* _The exercise_
Nothing but the lines from the line with "Read out every word on this page." through the end of the data is to be copied, and each is to be copied exactly.

* _Source material_

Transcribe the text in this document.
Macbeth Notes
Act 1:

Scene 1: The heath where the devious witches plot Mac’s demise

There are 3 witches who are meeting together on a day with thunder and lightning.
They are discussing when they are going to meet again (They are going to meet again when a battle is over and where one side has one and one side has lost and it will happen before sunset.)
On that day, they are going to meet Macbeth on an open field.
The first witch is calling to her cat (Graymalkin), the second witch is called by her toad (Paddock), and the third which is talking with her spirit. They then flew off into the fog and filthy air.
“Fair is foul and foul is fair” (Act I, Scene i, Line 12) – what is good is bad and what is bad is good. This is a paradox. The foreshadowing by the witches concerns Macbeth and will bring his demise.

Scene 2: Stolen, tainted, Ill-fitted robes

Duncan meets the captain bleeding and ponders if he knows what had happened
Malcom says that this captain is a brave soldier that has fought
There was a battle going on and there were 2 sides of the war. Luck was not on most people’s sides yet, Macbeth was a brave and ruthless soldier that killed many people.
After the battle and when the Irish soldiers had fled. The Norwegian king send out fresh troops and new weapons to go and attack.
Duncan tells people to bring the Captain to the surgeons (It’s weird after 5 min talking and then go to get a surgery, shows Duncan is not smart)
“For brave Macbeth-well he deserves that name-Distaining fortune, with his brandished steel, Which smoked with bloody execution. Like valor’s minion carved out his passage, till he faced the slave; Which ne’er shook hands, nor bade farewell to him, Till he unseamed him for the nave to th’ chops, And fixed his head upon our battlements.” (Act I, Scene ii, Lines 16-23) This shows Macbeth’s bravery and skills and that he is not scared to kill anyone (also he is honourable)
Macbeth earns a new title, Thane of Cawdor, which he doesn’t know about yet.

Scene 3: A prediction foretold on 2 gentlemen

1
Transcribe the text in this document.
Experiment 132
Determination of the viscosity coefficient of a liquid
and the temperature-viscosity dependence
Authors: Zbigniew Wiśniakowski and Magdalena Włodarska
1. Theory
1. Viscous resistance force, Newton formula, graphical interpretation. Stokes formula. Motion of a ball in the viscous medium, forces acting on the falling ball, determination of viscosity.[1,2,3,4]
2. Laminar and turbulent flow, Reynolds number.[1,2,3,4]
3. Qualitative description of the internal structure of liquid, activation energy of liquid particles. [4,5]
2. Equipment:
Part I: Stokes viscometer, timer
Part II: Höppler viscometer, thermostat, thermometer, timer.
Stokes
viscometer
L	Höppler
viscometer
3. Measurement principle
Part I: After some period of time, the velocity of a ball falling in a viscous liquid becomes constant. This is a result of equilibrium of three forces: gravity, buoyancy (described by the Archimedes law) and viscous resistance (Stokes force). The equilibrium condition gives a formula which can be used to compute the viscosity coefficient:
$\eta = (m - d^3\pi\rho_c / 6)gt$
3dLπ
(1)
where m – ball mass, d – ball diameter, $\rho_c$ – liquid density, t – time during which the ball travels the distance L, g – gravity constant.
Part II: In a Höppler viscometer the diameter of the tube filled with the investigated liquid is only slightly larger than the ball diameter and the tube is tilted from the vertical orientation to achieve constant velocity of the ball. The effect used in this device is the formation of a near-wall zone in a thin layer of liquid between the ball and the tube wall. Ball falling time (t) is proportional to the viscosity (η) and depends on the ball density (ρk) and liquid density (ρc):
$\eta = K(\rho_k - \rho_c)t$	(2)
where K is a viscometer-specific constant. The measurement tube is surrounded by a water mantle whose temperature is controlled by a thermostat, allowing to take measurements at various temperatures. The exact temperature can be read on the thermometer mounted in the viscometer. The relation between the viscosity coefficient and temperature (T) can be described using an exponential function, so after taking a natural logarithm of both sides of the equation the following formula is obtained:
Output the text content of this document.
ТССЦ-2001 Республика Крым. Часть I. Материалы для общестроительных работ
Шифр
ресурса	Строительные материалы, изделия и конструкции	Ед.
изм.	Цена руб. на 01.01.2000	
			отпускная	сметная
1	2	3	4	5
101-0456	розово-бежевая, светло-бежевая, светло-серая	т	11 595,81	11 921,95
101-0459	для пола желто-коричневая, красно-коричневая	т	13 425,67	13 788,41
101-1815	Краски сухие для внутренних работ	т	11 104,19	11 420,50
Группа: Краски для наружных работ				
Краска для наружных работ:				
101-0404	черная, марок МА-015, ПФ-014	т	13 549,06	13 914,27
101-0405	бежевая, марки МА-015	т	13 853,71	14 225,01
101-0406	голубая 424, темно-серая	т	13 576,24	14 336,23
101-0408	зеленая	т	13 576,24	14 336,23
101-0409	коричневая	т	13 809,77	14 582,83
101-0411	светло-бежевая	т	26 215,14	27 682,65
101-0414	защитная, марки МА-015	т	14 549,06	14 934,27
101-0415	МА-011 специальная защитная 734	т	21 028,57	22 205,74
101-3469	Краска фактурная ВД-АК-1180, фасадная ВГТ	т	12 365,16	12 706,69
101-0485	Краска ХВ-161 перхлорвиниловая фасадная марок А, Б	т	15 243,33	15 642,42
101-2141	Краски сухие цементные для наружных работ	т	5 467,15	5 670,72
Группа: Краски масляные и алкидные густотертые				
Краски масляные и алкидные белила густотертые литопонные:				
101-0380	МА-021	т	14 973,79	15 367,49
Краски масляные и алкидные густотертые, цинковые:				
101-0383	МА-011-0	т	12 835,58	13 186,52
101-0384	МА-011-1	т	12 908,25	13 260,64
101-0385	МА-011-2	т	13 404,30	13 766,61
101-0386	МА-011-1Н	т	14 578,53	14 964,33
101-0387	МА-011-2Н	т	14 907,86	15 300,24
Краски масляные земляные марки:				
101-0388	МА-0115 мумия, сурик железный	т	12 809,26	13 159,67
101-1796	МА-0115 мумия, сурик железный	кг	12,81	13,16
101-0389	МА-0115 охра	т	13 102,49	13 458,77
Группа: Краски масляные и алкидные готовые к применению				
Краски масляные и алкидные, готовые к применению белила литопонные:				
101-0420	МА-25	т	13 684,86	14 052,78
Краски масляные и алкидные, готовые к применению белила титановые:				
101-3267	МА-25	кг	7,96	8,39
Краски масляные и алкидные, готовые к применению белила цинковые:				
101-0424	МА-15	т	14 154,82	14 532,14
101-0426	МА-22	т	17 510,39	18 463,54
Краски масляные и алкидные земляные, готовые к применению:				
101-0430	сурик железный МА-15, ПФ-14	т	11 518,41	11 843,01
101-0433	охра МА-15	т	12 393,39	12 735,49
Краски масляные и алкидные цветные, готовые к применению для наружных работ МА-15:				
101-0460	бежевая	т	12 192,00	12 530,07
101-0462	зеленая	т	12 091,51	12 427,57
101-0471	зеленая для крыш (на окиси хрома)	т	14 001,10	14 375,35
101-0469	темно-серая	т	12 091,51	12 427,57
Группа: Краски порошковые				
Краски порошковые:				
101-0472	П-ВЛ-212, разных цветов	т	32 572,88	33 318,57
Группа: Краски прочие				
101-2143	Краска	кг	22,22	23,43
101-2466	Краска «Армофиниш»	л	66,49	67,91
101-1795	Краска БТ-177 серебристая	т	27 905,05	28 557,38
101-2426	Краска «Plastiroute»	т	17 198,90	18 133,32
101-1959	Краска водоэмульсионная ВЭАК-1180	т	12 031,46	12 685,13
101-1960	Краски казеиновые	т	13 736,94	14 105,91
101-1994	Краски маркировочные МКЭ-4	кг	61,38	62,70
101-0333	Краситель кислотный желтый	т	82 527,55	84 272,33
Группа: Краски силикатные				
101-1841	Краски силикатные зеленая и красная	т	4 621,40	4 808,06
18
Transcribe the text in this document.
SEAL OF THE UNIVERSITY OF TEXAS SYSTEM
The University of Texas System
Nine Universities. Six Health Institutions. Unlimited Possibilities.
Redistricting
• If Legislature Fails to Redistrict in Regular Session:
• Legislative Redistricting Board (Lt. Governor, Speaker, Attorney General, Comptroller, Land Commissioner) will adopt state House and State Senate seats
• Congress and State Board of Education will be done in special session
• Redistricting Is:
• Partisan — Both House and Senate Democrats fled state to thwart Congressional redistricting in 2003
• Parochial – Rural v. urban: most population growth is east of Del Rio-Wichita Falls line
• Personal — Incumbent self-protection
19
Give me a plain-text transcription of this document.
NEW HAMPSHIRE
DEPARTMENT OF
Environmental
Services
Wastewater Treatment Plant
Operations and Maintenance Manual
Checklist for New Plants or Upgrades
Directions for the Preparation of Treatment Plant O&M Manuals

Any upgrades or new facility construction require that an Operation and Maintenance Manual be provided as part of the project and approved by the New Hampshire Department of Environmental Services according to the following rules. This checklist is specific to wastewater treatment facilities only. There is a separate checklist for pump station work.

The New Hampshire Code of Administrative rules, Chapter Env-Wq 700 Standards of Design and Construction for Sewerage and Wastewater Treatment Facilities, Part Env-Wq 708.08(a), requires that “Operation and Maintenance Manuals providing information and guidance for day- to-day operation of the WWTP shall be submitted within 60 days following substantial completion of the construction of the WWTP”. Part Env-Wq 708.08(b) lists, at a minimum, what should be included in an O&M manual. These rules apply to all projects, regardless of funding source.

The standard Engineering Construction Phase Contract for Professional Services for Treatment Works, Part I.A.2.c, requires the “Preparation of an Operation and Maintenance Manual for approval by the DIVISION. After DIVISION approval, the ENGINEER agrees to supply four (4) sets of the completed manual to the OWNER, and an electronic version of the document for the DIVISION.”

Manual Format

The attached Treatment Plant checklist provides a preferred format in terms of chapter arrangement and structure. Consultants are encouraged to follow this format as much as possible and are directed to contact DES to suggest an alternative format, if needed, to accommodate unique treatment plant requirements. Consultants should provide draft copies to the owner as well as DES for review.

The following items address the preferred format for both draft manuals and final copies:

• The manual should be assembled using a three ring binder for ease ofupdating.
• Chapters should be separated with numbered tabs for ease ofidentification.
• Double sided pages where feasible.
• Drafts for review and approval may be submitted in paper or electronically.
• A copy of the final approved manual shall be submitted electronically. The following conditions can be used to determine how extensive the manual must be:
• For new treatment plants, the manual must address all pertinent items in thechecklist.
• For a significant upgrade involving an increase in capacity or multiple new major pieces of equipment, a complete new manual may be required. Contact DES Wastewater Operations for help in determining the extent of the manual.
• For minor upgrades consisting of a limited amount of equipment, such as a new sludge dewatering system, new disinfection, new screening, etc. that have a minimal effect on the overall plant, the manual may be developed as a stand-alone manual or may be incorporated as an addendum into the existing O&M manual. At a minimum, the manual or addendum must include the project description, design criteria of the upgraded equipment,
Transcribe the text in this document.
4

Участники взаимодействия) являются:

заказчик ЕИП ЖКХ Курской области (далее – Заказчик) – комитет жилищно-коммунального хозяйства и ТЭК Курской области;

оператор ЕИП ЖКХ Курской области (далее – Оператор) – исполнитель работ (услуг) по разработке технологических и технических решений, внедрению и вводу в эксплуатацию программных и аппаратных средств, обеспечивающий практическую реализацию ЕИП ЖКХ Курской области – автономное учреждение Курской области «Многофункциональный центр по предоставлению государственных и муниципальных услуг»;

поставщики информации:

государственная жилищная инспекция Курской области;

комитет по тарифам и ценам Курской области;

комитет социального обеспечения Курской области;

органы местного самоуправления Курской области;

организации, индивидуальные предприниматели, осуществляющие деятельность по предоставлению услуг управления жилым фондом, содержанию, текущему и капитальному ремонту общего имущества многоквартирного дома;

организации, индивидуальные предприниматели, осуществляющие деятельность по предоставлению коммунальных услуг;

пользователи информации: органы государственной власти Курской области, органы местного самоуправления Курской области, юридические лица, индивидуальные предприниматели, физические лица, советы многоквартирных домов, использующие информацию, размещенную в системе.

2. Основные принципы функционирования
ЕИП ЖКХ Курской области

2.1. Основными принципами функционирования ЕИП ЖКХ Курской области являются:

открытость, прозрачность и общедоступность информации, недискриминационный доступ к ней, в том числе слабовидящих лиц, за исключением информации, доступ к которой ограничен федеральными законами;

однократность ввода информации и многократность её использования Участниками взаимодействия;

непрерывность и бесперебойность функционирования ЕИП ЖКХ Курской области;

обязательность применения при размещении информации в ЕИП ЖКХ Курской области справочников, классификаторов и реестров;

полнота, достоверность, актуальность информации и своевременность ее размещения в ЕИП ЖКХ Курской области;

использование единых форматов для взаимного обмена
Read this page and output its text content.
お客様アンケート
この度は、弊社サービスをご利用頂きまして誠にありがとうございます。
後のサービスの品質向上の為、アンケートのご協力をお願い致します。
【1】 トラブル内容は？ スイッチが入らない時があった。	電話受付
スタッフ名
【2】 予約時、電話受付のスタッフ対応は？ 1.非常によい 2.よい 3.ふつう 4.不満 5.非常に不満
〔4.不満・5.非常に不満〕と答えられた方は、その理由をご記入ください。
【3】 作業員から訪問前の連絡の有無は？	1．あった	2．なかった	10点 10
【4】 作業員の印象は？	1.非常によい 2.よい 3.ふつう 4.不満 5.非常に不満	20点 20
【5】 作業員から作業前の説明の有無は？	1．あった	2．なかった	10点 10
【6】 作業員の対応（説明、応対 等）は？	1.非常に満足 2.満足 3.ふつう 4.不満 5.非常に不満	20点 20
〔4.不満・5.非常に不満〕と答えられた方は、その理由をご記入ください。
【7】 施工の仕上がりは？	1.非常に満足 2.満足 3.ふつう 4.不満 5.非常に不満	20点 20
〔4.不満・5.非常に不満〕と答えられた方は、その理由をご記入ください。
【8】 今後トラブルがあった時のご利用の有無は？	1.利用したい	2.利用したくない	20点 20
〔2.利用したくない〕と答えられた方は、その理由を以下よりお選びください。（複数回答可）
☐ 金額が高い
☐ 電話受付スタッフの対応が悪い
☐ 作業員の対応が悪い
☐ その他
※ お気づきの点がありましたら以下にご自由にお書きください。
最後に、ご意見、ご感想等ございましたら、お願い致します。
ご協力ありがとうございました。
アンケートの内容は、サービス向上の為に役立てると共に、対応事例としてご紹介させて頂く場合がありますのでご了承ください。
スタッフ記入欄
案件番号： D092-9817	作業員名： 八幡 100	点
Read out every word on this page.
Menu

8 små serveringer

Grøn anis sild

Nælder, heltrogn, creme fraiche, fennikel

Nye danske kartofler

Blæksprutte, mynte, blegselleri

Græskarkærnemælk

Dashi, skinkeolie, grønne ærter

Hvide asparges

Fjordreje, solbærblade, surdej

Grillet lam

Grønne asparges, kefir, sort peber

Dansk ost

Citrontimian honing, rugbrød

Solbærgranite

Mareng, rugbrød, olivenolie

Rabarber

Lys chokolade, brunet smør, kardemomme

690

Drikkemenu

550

* _Output for this task_
Read out every word on this page.
Menu

8 små serveringer

Grøn anis sild

Nælder, heltrogn, creme fraiche, fennikel

Nye danske kartofler

Blæksprutte, mynte, blegselleri

Græskarkærnemælk

Dashi, skinkeolie, grønne ærter

Hvide asparges

Fjordreje, solbærblade, surdej

Grillet lam

Grønne asparges, kefir, sort peber

Dansk ost

Citrontimian honing, rugbrød

Solbærgranite

Mareng, rugbrød, olivenolie

Rabarber

Lys chokolade, brunet smør, kardemomme

690

Drikkemenu

550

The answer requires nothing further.